··· Exercise material ···

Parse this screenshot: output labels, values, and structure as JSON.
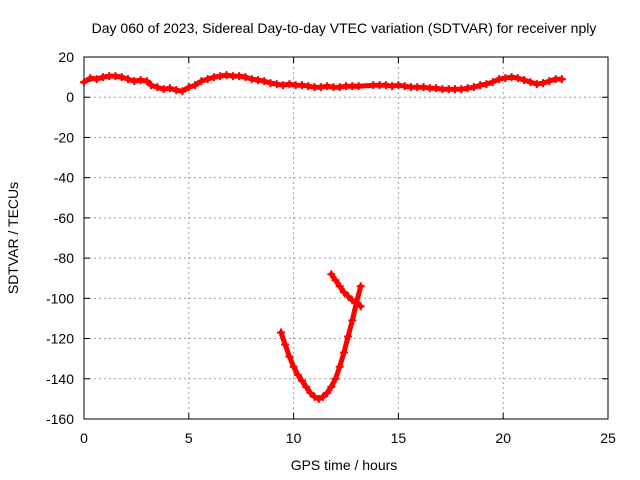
{
  "chart_data": {
    "type": "scatter",
    "title": "Day 060 of 2023, Sidereal Day-to-day VTEC variation (SDTVAR) for receiver nply",
    "xlabel": "GPS time / hours",
    "ylabel": "SDTVAR / TECUs",
    "xlim": [
      0,
      25
    ],
    "ylim": [
      -160,
      20
    ],
    "xticks": [
      0,
      5,
      10,
      15,
      20,
      25
    ],
    "yticks": [
      -160,
      -140,
      -120,
      -100,
      -80,
      -60,
      -40,
      -20,
      0,
      20
    ],
    "grid": true,
    "color": "#ff0000",
    "series": [
      {
        "points": [
          [
            0,
            7.5
          ],
          [
            0.3,
            9.5
          ],
          [
            0.6,
            9
          ],
          [
            0.9,
            10
          ],
          [
            1.2,
            10.5
          ],
          [
            1.5,
            10.5
          ],
          [
            1.8,
            10
          ],
          [
            2.1,
            9
          ],
          [
            2.4,
            8
          ],
          [
            2.7,
            8.5
          ],
          [
            3.0,
            8
          ],
          [
            3.2,
            6
          ],
          [
            3.5,
            5
          ],
          [
            3.8,
            4
          ],
          [
            4.1,
            4.5
          ],
          [
            4.4,
            3.5
          ],
          [
            4.7,
            3
          ],
          [
            5.0,
            5
          ],
          [
            5.3,
            6
          ],
          [
            5.6,
            8
          ],
          [
            5.9,
            9
          ],
          [
            6.2,
            10
          ],
          [
            6.5,
            10.5
          ],
          [
            6.8,
            11
          ],
          [
            7.1,
            10.5
          ],
          [
            7.4,
            10.5
          ],
          [
            7.7,
            10
          ],
          [
            8.0,
            9
          ],
          [
            8.3,
            8.5
          ],
          [
            8.6,
            8
          ],
          [
            8.9,
            7
          ],
          [
            9.2,
            6.5
          ],
          [
            9.5,
            6
          ],
          [
            9.8,
            6.5
          ],
          [
            10.1,
            6
          ],
          [
            10.4,
            6
          ],
          [
            10.7,
            5.5
          ],
          [
            11.0,
            5
          ],
          [
            11.3,
            5
          ],
          [
            11.6,
            5.5
          ],
          [
            11.9,
            5
          ],
          [
            12.2,
            5
          ],
          [
            12.5,
            5.5
          ],
          [
            12.8,
            5.5
          ],
          [
            13.1,
            5.5
          ],
          [
            13.8,
            6
          ],
          [
            14.1,
            6
          ],
          [
            14.4,
            6
          ],
          [
            14.7,
            5.5
          ],
          [
            15.0,
            6
          ],
          [
            15.3,
            5.5
          ],
          [
            15.6,
            5
          ],
          [
            15.9,
            5
          ],
          [
            16.2,
            5
          ],
          [
            16.5,
            4.5
          ],
          [
            16.8,
            4.5
          ],
          [
            17.1,
            4
          ],
          [
            17.4,
            4
          ],
          [
            17.7,
            4
          ],
          [
            18.0,
            4
          ],
          [
            18.3,
            4.5
          ],
          [
            18.6,
            5
          ],
          [
            18.9,
            6
          ],
          [
            19.2,
            6.5
          ],
          [
            19.5,
            7.5
          ],
          [
            19.8,
            9
          ],
          [
            20.1,
            9.5
          ],
          [
            20.4,
            10
          ],
          [
            20.7,
            9.5
          ],
          [
            21.0,
            8.5
          ],
          [
            21.3,
            7.5
          ],
          [
            21.6,
            6.5
          ],
          [
            21.9,
            7
          ],
          [
            22.2,
            8
          ],
          [
            22.5,
            9
          ],
          [
            22.8,
            9
          ]
        ]
      },
      {
        "points": [
          [
            9.4,
            -117
          ],
          [
            9.6,
            -123
          ],
          [
            9.8,
            -129
          ],
          [
            10.0,
            -134
          ],
          [
            10.2,
            -138
          ],
          [
            10.4,
            -141
          ],
          [
            10.6,
            -144
          ],
          [
            10.8,
            -147
          ],
          [
            11.0,
            -149
          ],
          [
            11.2,
            -150
          ],
          [
            11.4,
            -149
          ],
          [
            11.6,
            -147
          ],
          [
            11.8,
            -144
          ],
          [
            12.0,
            -140
          ],
          [
            12.2,
            -134
          ],
          [
            12.4,
            -127
          ],
          [
            12.6,
            -119
          ],
          [
            12.8,
            -111
          ],
          [
            13.0,
            -102
          ],
          [
            13.2,
            -94
          ]
        ]
      },
      {
        "points": [
          [
            11.8,
            -88
          ],
          [
            12.0,
            -91
          ],
          [
            12.2,
            -94
          ],
          [
            12.4,
            -97
          ],
          [
            12.6,
            -99
          ],
          [
            12.8,
            -101
          ],
          [
            13.0,
            -102
          ],
          [
            13.2,
            -104
          ]
        ]
      }
    ]
  }
}
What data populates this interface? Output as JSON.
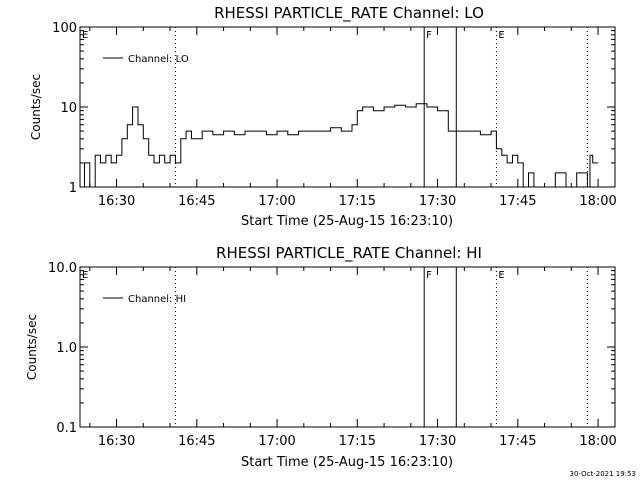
{
  "footer_timestamp": "30-Oct-2021 19:53",
  "chart_data": [
    {
      "type": "line",
      "title": "RHESSI PARTICLE_RATE Channel: LO",
      "xlabel": "Start Time (25-Aug-15 16:23:10)",
      "ylabel": "Counts/sec",
      "yscale": "log",
      "ylim": [
        1,
        100
      ],
      "xlim": [
        "16:23:10",
        "18:03:10"
      ],
      "x_ticks": [
        "16:30",
        "16:45",
        "17:00",
        "17:15",
        "17:30",
        "17:45",
        "18:00"
      ],
      "y_ticks": [
        "1",
        "10",
        "100"
      ],
      "legend": {
        "label": "Channel: LO",
        "position": "top-left"
      },
      "grid": false,
      "markers": [
        {
          "time": "16:41:00",
          "label": "",
          "style": "dotted"
        },
        {
          "time": "17:27:30",
          "label": "F",
          "style": "solid"
        },
        {
          "time": "17:33:30",
          "label": "",
          "style": "solid"
        },
        {
          "time": "17:41:00",
          "label": "E",
          "style": "dotted"
        },
        {
          "time": "17:58:00",
          "label": "",
          "style": "dotted"
        }
      ],
      "corner_label": "E",
      "series": [
        {
          "name": "Channel: LO",
          "x": [
            "16:23:10",
            "16:24:00",
            "16:25:00",
            "16:26:00",
            "16:27:00",
            "16:28:00",
            "16:29:00",
            "16:30:00",
            "16:31:00",
            "16:32:00",
            "16:33:00",
            "16:34:00",
            "16:35:00",
            "16:36:00",
            "16:37:00",
            "16:38:00",
            "16:39:00",
            "16:40:00",
            "16:41:00",
            "16:42:00",
            "16:43:00",
            "16:44:00",
            "16:46:00",
            "16:48:00",
            "16:50:00",
            "16:52:00",
            "16:54:00",
            "16:56:00",
            "16:58:00",
            "17:00:00",
            "17:02:00",
            "17:04:00",
            "17:06:00",
            "17:08:00",
            "17:10:00",
            "17:12:00",
            "17:14:00",
            "17:15:00",
            "17:16:00",
            "17:18:00",
            "17:20:00",
            "17:22:00",
            "17:24:00",
            "17:26:00",
            "17:28:00",
            "17:30:00",
            "17:32:00",
            "17:34:00",
            "17:36:00",
            "17:38:00",
            "17:40:00",
            "17:41:00",
            "17:42:00",
            "17:43:00",
            "17:44:00",
            "17:45:00",
            "17:46:00",
            "17:47:00",
            "17:48:00",
            "17:50:00",
            "17:52:00",
            "17:54:00",
            "17:56:00",
            "17:58:00",
            "17:58:30",
            "17:59:00",
            "18:00:00"
          ],
          "y": [
            1,
            2,
            1,
            2.5,
            2,
            2.5,
            2,
            2.5,
            4,
            6,
            10,
            6,
            4,
            2.5,
            2,
            2.5,
            2,
            2.5,
            2,
            4,
            5,
            4,
            5,
            4.5,
            5,
            4.5,
            5,
            5,
            4.5,
            5,
            4.5,
            5,
            5,
            5,
            5.5,
            5,
            6,
            9,
            10,
            9,
            10,
            10.5,
            10,
            11,
            10,
            9,
            5,
            5,
            5,
            4.5,
            5,
            3,
            2.5,
            2,
            2.5,
            2,
            1,
            1.5,
            1,
            1,
            1.5,
            1,
            1.5,
            1,
            2.5,
            2,
            2
          ]
        }
      ]
    },
    {
      "type": "line",
      "title": "RHESSI PARTICLE_RATE Channel: HI",
      "xlabel": "Start Time (25-Aug-15 16:23:10)",
      "ylabel": "Counts/sec",
      "yscale": "log",
      "ylim": [
        0.1,
        10
      ],
      "xlim": [
        "16:23:10",
        "18:03:10"
      ],
      "x_ticks": [
        "16:30",
        "16:45",
        "17:00",
        "17:15",
        "17:30",
        "17:45",
        "18:00"
      ],
      "y_ticks": [
        "0.1",
        "1.0",
        "10.0"
      ],
      "legend": {
        "label": "Channel: HI",
        "position": "top-left"
      },
      "grid": false,
      "markers": [
        {
          "time": "16:41:00",
          "label": "",
          "style": "dotted"
        },
        {
          "time": "17:27:30",
          "label": "F",
          "style": "solid"
        },
        {
          "time": "17:33:30",
          "label": "",
          "style": "solid"
        },
        {
          "time": "17:41:00",
          "label": "E",
          "style": "dotted"
        },
        {
          "time": "17:58:00",
          "label": "",
          "style": "dotted"
        }
      ],
      "corner_label": "E",
      "series": []
    }
  ]
}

···

What is required:
Note each line of the entries that has "JSON" in it, and copy those lines.

Finished task:
Parse this screenshot: output labels, values, and structure as JSON.
What data populates this interface? Output as JSON.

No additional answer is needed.